▸ The records
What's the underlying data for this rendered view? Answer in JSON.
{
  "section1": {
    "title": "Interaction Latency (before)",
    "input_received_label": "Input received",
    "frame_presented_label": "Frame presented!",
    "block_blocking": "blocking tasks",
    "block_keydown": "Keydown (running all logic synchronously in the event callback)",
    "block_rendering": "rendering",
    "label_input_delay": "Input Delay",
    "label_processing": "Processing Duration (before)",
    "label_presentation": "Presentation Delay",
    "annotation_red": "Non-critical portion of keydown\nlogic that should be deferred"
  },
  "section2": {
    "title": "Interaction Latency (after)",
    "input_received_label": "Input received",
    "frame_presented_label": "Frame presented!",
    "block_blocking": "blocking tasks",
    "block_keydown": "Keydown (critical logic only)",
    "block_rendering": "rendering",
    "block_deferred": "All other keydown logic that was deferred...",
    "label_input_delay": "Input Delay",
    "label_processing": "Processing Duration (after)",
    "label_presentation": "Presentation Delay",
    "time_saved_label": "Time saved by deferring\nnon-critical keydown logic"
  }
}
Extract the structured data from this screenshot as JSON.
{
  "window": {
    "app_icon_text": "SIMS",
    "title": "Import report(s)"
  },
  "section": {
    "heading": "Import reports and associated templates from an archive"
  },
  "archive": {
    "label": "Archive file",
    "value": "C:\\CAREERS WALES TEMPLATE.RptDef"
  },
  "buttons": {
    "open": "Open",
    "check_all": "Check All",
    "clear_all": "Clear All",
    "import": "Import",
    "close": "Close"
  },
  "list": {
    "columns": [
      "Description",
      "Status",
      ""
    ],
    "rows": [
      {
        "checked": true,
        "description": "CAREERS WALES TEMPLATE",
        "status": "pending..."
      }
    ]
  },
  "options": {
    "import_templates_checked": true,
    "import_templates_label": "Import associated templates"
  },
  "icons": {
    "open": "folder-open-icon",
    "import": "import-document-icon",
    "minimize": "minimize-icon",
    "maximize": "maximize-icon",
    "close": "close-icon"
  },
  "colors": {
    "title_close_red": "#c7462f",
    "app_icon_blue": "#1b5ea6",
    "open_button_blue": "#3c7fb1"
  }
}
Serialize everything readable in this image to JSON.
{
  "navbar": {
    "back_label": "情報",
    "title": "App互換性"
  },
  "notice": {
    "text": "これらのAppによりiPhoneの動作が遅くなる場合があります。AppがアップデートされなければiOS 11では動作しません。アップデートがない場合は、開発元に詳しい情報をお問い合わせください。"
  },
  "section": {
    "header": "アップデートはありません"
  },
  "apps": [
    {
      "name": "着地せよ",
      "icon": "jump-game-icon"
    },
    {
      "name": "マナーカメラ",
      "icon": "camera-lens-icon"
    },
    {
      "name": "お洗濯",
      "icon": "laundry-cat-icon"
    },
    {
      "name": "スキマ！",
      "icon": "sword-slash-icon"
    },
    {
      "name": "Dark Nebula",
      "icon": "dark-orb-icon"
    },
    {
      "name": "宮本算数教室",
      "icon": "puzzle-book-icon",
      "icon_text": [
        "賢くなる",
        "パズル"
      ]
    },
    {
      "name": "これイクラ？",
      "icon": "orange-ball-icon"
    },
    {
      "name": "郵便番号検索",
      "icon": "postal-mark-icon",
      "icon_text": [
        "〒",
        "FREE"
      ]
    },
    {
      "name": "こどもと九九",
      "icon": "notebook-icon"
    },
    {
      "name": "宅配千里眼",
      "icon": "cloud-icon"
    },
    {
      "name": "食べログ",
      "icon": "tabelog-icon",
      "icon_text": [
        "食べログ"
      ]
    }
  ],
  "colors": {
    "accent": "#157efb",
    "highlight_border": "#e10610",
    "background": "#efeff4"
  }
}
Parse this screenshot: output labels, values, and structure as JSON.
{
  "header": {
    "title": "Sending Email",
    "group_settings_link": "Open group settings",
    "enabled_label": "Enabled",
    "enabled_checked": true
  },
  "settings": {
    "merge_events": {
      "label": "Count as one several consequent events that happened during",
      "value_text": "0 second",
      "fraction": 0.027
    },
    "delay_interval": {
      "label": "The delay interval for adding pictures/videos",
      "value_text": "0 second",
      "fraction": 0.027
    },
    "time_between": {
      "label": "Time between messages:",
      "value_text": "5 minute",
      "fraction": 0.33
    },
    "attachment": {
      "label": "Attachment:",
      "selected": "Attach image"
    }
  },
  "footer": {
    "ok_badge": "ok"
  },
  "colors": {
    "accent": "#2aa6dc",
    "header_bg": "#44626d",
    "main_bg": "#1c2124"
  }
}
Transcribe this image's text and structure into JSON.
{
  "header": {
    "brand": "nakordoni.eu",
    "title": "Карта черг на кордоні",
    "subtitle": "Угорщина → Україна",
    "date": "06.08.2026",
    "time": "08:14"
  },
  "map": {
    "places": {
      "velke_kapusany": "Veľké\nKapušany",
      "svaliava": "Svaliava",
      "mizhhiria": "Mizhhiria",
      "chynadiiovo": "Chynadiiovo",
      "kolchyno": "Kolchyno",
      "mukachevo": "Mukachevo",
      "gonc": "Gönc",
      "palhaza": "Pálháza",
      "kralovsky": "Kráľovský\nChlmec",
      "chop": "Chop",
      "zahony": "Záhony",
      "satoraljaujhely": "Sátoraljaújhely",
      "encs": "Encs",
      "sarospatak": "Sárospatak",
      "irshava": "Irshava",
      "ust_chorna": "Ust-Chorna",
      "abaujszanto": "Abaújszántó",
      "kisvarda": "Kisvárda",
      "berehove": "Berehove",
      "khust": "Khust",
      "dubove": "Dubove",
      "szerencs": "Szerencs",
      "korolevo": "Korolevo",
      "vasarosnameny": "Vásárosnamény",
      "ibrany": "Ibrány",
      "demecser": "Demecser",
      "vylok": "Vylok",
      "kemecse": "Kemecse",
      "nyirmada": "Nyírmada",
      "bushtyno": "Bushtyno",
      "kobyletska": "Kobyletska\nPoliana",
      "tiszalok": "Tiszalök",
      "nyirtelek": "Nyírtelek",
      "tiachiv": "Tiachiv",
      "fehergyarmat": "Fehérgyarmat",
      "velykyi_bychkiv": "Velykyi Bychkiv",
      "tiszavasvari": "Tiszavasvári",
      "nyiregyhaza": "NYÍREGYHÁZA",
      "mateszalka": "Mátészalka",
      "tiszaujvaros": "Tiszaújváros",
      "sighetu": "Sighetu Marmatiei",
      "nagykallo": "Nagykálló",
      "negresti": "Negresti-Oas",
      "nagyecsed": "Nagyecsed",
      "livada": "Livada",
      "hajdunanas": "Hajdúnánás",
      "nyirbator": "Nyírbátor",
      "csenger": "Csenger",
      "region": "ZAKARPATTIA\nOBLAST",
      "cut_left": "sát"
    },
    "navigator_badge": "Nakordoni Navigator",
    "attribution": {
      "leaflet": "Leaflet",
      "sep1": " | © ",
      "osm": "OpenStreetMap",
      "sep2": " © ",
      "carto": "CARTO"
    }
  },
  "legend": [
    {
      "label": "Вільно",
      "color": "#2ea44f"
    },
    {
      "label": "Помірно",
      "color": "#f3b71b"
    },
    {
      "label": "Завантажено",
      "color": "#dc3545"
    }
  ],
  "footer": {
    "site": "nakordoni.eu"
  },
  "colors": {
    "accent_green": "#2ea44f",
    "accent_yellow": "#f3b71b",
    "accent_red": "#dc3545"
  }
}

▸ What is being asked
Repeat all of the records above exactly as written.

▸ Correct response
What's the underlying data for this rendered view? Answer in JSON.
{
  "section1": {
    "title": "Interaction Latency (before)",
    "input_received_label": "Input received",
    "frame_presented_label": "Frame presented!",
    "block_blocking": "blocking tasks",
    "block_keydown": "Keydown (running all logic synchronously in the event callback)",
    "block_rendering": "rendering",
    "label_input_delay": "Input Delay",
    "label_processing": "Processing Duration (before)",
    "label_presentation": "Presentation Delay",
    "annotation_red": "Non-critical portion of keydown\nlogic that should be deferred"
  },
  "section2": {
    "title": "Interaction Latency (after)",
    "input_received_label": "Input received",
    "frame_presented_label": "Frame presented!",
    "block_blocking": "blocking tasks",
    "block_keydown": "Keydown (critical logic only)",
    "block_rendering": "rendering",
    "block_deferred": "All other keydown logic that was deferred...",
    "label_input_delay": "Input Delay",
    "label_processing": "Processing Duration (after)",
    "label_presentation": "Presentation Delay",
    "time_saved_label": "Time saved by deferring\nnon-critical keydown logic"
  }
}
Extract the structured data from this screenshot as JSON.
{
  "window": {
    "app_icon_text": "SIMS",
    "title": "Import report(s)"
  },
  "section": {
    "heading": "Import reports and associated templates from an archive"
  },
  "archive": {
    "label": "Archive file",
    "value": "C:\\CAREERS WALES TEMPLATE.RptDef"
  },
  "buttons": {
    "open": "Open",
    "check_all": "Check All",
    "clear_all": "Clear All",
    "import": "Import",
    "close": "Close"
  },
  "list": {
    "columns": [
      "Description",
      "Status",
      ""
    ],
    "rows": [
      {
        "checked": true,
        "description": "CAREERS WALES TEMPLATE",
        "status": "pending..."
      }
    ]
  },
  "options": {
    "import_templates_checked": true,
    "import_templates_label": "Import associated templates"
  },
  "icons": {
    "open": "folder-open-icon",
    "import": "import-document-icon",
    "minimize": "minimize-icon",
    "maximize": "maximize-icon",
    "close": "close-icon"
  },
  "colors": {
    "title_close_red": "#c7462f",
    "app_icon_blue": "#1b5ea6",
    "open_button_blue": "#3c7fb1"
  }
}
Serialize everything readable in this image to JSON.
{
  "navbar": {
    "back_label": "情報",
    "title": "App互換性"
  },
  "notice": {
    "text": "これらのAppによりiPhoneの動作が遅くなる場合があります。AppがアップデートされなければiOS 11では動作しません。アップデートがない場合は、開発元に詳しい情報をお問い合わせください。"
  },
  "section": {
    "header": "アップデートはありません"
  },
  "apps": [
    {
      "name": "着地せよ",
      "icon": "jump-game-icon"
    },
    {
      "name": "マナーカメラ",
      "icon": "camera-lens-icon"
    },
    {
      "name": "お洗濯",
      "icon": "laundry-cat-icon"
    },
    {
      "name": "スキマ！",
      "icon": "sword-slash-icon"
    },
    {
      "name": "Dark Nebula",
      "icon": "dark-orb-icon"
    },
    {
      "name": "宮本算数教室",
      "icon": "puzzle-book-icon",
      "icon_text": [
        "賢くなる",
        "パズル"
      ]
    },
    {
      "name": "これイクラ？",
      "icon": "orange-ball-icon"
    },
    {
      "name": "郵便番号検索",
      "icon": "postal-mark-icon",
      "icon_text": [
        "〒",
        "FREE"
      ]
    },
    {
      "name": "こどもと九九",
      "icon": "notebook-icon"
    },
    {
      "name": "宅配千里眼",
      "icon": "cloud-icon"
    },
    {
      "name": "食べログ",
      "icon": "tabelog-icon",
      "icon_text": [
        "食べログ"
      ]
    }
  ],
  "colors": {
    "accent": "#157efb",
    "highlight_border": "#e10610",
    "background": "#efeff4"
  }
}
Parse this screenshot: output labels, values, and structure as JSON.
{
  "header": {
    "title": "Sending Email",
    "group_settings_link": "Open group settings",
    "enabled_label": "Enabled",
    "enabled_checked": true
  },
  "settings": {
    "merge_events": {
      "label": "Count as one several consequent events that happened during",
      "value_text": "0 second",
      "fraction": 0.027
    },
    "delay_interval": {
      "label": "The delay interval for adding pictures/videos",
      "value_text": "0 second",
      "fraction": 0.027
    },
    "time_between": {
      "label": "Time between messages:",
      "value_text": "5 minute",
      "fraction": 0.33
    },
    "attachment": {
      "label": "Attachment:",
      "selected": "Attach image"
    }
  },
  "footer": {
    "ok_badge": "ok"
  },
  "colors": {
    "accent": "#2aa6dc",
    "header_bg": "#44626d",
    "main_bg": "#1c2124"
  }
}
Transcribe this image's text and structure into JSON.
{
  "header": {
    "brand": "nakordoni.eu",
    "title": "Карта черг на кордоні",
    "subtitle": "Угорщина → Україна",
    "date": "06.08.2026",
    "time": "08:14"
  },
  "map": {
    "places": {
      "velke_kapusany": "Veľké\nKapušany",
      "svaliava": "Svaliava",
      "mizhhiria": "Mizhhiria",
      "chynadiiovo": "Chynadiiovo",
      "kolchyno": "Kolchyno",
      "mukachevo": "Mukachevo",
      "gonc": "Gönc",
      "palhaza": "Pálháza",
      "kralovsky": "Kráľovský\nChlmec",
      "chop": "Chop",
      "zahony": "Záhony",
      "satoraljaujhely": "Sátoraljaújhely",
      "encs": "Encs",
      "sarospatak": "Sárospatak",
      "irshava": "Irshava",
      "ust_chorna": "Ust-Chorna",
      "abaujszanto": "Abaújszántó",
      "kisvarda": "Kisvárda",
      "berehove": "Berehove",
      "khust": "Khust",
      "dubove": "Dubove",
      "szerencs": "Szerencs",
      "korolevo": "Korolevo",
      "vasarosnameny": "Vásárosnamény",
      "ibrany": "Ibrány",
      "demecser": "Demecser",
      "vylok": "Vylok",
      "kemecse": "Kemecse",
      "nyirmada": "Nyírmada",
      "bushtyno": "Bushtyno",
      "kobyletska": "Kobyletska\nPoliana",
      "tiszalok": "Tiszalök",
      "nyirtelek": "Nyírtelek",
      "tiachiv": "Tiachiv",
      "fehergyarmat": "Fehérgyarmat",
      "velykyi_bychkiv": "Velykyi Bychkiv",
      "tiszavasvari": "Tiszavasvári",
      "nyiregyhaza": "NYÍREGYHÁZA",
      "mateszalka": "Mátészalka",
      "tiszaujvaros": "Tiszaújváros",
      "sighetu": "Sighetu Marmatiei",
      "nagykallo": "Nagykálló",
      "negresti": "Negresti-Oas",
      "nagyecsed": "Nagyecsed",
      "livada": "Livada",
      "hajdunanas": "Hajdúnánás",
      "nyirbator": "Nyírbátor",
      "csenger": "Csenger",
      "region": "ZAKARPATTIA\nOBLAST",
      "cut_left": "sát"
    },
    "navigator_badge": "Nakordoni Navigator",
    "attribution": {
      "leaflet": "Leaflet",
      "sep1": " | © ",
      "osm": "OpenStreetMap",
      "sep2": " © ",
      "carto": "CARTO"
    }
  },
  "legend": [
    {
      "label": "Вільно",
      "color": "#2ea44f"
    },
    {
      "label": "Помірно",
      "color": "#f3b71b"
    },
    {
      "label": "Завантажено",
      "color": "#dc3545"
    }
  ],
  "footer": {
    "site": "nakordoni.eu"
  },
  "colors": {
    "accent_green": "#2ea44f",
    "accent_yellow": "#f3b71b",
    "accent_red": "#dc3545"
  }
}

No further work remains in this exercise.